- GIVEN EXERCISE: Locate the word "from" in the data below, then copy every line that holds it.

- SOURCE DATA:
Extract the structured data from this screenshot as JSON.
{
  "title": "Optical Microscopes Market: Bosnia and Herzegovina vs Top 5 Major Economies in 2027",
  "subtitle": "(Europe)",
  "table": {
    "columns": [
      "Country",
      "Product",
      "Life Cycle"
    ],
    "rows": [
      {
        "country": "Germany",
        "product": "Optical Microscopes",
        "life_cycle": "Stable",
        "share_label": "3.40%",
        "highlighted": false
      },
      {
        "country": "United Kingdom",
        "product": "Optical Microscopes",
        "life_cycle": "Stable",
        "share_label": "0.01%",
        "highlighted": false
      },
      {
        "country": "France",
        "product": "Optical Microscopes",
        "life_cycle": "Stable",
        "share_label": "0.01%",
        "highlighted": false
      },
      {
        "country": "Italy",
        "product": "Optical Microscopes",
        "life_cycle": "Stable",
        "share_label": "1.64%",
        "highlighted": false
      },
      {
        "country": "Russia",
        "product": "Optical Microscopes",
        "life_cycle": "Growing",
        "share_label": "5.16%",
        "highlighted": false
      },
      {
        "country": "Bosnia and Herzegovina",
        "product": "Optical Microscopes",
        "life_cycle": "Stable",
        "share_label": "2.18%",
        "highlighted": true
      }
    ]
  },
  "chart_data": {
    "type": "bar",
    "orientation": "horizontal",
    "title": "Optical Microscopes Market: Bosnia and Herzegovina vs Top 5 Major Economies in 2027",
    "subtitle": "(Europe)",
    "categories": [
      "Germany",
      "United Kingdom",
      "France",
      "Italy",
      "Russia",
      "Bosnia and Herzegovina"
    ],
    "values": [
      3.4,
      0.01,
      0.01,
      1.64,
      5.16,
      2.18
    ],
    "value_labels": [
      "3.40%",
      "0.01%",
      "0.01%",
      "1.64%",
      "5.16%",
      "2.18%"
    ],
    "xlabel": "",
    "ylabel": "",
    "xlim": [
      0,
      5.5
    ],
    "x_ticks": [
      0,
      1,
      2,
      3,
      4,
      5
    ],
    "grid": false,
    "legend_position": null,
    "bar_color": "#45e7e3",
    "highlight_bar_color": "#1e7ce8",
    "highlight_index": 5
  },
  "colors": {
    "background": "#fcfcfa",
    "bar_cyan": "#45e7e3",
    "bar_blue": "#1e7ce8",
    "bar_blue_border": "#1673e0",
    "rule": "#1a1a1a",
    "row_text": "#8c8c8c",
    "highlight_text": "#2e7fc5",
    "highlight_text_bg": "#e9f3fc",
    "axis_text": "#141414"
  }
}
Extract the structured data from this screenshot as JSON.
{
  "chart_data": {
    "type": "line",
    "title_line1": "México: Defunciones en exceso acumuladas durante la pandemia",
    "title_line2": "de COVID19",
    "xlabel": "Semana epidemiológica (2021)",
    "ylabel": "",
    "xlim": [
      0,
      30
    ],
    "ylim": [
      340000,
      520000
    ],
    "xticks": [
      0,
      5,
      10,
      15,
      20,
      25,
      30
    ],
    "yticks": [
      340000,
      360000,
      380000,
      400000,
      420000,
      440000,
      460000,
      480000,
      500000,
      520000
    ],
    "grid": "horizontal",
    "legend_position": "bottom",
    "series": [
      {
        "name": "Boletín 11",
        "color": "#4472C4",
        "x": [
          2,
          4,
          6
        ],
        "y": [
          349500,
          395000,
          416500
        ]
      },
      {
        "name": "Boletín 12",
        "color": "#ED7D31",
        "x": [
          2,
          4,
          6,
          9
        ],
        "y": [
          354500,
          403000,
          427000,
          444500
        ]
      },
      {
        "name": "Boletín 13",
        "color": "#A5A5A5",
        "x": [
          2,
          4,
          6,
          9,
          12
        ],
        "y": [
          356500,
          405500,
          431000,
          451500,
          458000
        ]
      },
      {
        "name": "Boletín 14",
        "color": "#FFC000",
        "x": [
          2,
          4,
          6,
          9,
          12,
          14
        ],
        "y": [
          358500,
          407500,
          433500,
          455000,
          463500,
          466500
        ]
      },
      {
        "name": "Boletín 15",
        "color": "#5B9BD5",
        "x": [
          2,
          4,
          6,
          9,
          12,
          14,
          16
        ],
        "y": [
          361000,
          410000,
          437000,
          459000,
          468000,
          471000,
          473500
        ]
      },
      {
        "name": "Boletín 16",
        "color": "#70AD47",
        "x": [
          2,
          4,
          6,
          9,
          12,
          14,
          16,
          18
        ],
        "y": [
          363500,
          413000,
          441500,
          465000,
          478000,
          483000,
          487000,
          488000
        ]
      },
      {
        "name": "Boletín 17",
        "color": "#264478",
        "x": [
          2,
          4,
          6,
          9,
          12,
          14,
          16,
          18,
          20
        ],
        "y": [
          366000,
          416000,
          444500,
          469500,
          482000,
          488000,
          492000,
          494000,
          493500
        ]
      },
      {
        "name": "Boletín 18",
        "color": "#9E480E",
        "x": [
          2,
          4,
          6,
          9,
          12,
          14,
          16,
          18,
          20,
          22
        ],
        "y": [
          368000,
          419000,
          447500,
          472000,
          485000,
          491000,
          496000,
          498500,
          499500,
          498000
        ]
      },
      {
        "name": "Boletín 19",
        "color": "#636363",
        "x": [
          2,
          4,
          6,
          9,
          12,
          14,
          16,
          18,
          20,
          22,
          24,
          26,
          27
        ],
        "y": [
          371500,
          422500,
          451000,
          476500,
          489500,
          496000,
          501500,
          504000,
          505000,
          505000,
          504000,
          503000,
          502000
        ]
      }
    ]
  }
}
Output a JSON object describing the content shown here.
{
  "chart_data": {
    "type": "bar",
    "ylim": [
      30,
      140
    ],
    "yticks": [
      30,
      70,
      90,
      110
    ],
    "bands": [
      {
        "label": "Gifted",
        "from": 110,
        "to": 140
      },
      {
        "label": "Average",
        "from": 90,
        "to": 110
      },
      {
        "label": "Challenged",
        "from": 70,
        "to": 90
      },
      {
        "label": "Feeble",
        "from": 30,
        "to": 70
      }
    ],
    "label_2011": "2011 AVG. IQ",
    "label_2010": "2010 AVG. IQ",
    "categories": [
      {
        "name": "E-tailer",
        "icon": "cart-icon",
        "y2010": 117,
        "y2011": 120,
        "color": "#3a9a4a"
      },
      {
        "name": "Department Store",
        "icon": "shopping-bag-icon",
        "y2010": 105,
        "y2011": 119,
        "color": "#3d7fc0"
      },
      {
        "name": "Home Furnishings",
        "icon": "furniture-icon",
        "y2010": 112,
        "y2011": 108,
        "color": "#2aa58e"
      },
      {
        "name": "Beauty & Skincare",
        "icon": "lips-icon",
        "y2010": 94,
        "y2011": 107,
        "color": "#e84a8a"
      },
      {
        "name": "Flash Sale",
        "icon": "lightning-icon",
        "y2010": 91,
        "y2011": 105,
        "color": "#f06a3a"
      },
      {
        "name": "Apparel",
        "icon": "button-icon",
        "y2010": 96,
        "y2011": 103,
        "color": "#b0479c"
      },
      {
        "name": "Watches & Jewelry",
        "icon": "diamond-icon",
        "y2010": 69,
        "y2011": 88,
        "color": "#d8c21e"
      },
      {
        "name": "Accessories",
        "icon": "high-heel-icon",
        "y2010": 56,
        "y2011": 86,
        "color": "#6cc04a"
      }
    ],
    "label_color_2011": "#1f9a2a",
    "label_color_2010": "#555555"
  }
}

- THE COMPLETED TASK:
Extract the structured data from this screenshot as JSON.
Extract the structured data from this screenshot as JSON.
        "from": 110,
        "from": 90,
        "from": 70,
        "from": 30,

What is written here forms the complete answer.